Material for this exercise Start Marker

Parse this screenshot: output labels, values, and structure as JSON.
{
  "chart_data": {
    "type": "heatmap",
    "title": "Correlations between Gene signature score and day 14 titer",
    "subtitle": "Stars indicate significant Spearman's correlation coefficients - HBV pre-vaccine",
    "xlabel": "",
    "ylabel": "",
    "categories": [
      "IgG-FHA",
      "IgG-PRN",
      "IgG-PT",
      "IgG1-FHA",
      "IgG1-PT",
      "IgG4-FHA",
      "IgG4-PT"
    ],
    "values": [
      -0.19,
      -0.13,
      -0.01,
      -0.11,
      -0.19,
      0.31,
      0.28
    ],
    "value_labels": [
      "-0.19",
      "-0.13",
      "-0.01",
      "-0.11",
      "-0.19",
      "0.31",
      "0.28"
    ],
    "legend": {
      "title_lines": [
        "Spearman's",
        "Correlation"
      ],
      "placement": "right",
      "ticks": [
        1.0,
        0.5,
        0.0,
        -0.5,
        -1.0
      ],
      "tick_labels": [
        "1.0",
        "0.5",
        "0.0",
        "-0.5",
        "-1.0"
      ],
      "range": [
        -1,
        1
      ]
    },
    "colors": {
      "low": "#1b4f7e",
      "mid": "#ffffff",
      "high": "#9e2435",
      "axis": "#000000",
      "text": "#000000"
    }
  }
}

Material for this exercise End Marker

Wherever the word "Spearman" shows up in the material, copy the line it is on.

    "subtitle": "Stars indicate significant Spearman's correlation coefficients - HBV pre-vaccine",
        "Spearman's",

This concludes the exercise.